INFORMATION SUPPLIED →
::::

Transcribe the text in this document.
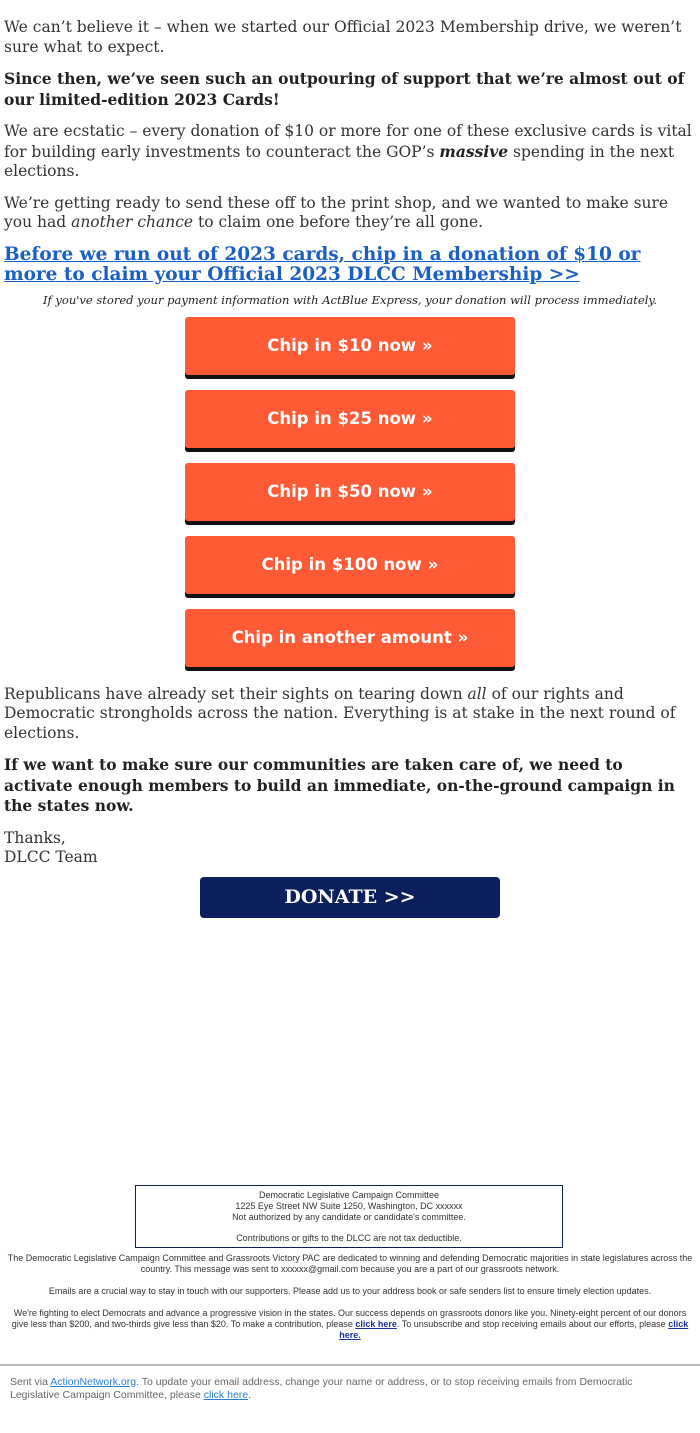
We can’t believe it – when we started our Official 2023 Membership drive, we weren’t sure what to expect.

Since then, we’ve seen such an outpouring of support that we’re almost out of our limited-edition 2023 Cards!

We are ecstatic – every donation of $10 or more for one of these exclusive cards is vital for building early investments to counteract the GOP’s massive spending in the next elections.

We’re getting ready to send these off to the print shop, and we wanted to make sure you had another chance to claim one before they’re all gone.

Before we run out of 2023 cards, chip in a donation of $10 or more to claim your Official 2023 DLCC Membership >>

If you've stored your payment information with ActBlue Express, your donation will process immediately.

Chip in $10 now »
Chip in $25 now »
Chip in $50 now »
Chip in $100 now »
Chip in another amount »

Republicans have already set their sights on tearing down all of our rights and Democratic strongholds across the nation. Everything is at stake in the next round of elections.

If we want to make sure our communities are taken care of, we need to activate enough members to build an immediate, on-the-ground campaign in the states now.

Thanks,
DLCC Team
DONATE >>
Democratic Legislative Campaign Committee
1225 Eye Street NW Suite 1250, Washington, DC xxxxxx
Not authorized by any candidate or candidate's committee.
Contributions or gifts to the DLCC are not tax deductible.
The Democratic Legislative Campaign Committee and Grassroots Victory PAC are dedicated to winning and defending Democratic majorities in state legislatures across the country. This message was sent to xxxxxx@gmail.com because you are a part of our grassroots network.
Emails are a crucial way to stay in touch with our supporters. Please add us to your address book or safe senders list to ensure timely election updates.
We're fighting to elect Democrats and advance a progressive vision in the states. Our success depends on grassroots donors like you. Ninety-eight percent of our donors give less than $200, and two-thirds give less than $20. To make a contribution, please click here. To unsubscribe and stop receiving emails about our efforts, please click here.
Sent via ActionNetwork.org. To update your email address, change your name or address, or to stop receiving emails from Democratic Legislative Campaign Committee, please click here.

::::

Gather and copy every line of the data in which the string "donation" is found.

We are ecstatic – every donation of $10 or more for one of these exclusive cards is vital for building early investments to counteract the GOP’s massive spending in the next elections.
Before we run out of 2023 cards, chip in a donation of $10 or more to claim your Official 2023 DLCC Membership >>
If you've stored your payment information with ActBlue Express, your donation will process immediately.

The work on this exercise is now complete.